Records from a data source:
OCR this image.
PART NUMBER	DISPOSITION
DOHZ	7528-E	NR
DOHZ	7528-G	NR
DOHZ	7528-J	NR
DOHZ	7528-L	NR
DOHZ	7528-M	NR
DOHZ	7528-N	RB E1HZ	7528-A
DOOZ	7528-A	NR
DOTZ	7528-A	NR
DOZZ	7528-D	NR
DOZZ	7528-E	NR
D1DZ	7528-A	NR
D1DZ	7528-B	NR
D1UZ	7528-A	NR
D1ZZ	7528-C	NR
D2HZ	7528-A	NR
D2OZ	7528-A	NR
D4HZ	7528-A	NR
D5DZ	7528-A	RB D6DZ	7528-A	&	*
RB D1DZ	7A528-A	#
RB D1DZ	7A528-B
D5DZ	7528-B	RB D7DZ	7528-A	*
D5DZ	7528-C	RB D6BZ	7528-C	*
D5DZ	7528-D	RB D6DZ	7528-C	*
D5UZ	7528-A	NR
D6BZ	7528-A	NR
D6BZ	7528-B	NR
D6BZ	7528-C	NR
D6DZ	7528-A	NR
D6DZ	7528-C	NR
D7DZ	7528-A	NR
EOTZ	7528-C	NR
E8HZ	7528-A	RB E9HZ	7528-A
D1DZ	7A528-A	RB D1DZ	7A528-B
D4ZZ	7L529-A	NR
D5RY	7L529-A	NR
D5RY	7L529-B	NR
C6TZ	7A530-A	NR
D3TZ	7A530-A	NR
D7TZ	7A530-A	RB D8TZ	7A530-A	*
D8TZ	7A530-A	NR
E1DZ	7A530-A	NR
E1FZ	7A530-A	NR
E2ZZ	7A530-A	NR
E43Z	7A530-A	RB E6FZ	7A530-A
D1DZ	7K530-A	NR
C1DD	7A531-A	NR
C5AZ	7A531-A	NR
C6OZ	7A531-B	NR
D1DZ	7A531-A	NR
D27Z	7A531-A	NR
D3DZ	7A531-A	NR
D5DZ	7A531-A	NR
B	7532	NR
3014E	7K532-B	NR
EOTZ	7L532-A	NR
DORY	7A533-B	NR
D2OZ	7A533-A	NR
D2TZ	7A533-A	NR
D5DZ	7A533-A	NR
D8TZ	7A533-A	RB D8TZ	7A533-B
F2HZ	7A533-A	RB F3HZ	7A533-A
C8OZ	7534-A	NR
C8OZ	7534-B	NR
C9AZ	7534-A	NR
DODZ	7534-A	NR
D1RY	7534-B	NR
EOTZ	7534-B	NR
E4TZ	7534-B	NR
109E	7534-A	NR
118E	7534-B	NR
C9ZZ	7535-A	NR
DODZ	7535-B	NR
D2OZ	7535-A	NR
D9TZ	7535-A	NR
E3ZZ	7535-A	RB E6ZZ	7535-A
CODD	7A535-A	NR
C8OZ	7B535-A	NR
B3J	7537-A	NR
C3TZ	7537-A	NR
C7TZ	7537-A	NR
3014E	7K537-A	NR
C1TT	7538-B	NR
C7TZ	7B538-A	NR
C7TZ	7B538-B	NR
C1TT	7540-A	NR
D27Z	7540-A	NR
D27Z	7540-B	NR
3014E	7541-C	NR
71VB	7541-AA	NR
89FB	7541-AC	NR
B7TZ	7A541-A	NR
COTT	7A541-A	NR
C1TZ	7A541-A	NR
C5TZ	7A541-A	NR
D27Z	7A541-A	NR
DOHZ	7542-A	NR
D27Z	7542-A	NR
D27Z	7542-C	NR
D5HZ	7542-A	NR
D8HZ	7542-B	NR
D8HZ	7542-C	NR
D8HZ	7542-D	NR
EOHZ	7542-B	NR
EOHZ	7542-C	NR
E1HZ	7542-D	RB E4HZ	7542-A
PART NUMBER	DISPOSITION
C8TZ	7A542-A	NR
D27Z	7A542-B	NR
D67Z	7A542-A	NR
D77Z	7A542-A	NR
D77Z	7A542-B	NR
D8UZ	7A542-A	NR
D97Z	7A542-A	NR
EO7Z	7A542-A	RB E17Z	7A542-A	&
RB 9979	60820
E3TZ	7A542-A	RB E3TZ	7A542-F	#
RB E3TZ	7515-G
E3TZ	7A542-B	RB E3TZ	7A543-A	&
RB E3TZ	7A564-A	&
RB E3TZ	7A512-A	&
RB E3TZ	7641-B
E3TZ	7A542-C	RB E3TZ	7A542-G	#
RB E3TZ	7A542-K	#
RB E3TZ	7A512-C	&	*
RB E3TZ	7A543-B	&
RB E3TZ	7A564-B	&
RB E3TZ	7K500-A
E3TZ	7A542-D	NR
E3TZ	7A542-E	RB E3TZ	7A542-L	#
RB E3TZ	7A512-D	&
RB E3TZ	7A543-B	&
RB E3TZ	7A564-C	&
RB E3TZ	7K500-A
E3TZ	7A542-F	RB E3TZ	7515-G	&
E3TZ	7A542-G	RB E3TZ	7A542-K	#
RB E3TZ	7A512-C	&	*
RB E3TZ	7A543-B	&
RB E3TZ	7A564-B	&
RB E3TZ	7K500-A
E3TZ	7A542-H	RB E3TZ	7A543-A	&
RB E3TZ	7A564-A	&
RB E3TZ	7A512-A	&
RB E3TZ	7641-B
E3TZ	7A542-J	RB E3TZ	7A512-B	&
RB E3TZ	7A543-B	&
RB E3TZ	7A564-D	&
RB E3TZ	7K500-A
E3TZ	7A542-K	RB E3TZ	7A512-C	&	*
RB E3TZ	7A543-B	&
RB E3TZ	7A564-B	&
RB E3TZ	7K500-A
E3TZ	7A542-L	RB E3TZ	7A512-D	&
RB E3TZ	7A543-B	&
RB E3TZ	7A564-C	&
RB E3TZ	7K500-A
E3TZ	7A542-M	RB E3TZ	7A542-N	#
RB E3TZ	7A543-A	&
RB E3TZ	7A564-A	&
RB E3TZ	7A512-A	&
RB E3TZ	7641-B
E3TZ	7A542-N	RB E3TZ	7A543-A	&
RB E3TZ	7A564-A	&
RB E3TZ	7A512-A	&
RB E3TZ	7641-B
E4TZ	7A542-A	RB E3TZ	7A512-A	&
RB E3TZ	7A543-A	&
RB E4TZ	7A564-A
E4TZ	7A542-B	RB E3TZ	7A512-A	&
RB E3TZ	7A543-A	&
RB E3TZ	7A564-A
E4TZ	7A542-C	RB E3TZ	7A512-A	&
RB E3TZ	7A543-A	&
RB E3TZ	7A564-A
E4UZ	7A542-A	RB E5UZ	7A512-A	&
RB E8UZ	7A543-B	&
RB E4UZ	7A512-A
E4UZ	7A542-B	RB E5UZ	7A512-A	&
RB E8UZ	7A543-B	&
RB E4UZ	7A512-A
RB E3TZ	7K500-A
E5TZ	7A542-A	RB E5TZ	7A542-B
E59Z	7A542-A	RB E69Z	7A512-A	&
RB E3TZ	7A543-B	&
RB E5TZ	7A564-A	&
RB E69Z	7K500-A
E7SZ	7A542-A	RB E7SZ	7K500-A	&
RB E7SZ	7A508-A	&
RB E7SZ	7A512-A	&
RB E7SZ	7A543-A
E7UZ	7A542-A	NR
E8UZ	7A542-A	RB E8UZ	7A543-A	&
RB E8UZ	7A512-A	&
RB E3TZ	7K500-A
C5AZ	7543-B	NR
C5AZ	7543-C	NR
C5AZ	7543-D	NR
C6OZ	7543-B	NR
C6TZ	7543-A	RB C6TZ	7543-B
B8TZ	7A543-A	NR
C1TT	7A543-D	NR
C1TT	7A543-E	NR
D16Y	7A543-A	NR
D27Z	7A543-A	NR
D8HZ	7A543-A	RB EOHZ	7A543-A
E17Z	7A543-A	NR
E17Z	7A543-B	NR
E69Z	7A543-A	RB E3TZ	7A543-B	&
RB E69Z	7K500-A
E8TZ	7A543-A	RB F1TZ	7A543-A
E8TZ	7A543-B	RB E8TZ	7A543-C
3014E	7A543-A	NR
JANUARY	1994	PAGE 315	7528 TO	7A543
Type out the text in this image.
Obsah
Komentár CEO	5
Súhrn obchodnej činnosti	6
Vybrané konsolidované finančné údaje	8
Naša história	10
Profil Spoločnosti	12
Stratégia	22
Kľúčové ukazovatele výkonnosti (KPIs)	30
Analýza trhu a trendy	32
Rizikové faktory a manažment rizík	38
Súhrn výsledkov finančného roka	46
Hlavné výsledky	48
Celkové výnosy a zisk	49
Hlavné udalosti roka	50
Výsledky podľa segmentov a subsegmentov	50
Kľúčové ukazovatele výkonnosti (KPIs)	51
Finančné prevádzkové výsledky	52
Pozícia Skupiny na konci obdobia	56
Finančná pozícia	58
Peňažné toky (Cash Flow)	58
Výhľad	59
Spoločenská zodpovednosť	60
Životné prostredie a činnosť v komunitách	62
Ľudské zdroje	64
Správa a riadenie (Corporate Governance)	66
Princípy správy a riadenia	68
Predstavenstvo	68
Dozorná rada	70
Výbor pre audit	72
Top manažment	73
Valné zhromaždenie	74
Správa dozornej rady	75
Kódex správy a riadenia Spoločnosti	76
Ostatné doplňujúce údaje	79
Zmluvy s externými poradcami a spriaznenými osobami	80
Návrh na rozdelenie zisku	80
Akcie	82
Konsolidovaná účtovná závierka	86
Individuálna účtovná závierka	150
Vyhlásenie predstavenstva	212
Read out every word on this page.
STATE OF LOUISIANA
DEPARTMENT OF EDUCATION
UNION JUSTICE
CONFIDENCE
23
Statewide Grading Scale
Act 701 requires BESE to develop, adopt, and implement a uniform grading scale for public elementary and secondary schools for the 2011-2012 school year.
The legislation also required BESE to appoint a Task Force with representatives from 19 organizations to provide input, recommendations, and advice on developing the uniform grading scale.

● **The request**: Search the material above for "DOHZ". Pull out each line where it shows up.

● **Answer to the task**:
DOHZ	7528-E	NR
DOHZ	7528-G	NR
DOHZ	7528-J	NR
DOHZ	7528-L	NR
DOHZ	7528-M	NR
DOHZ	7528-N	RB E1HZ	7528-A
DOHZ	7542-A	NR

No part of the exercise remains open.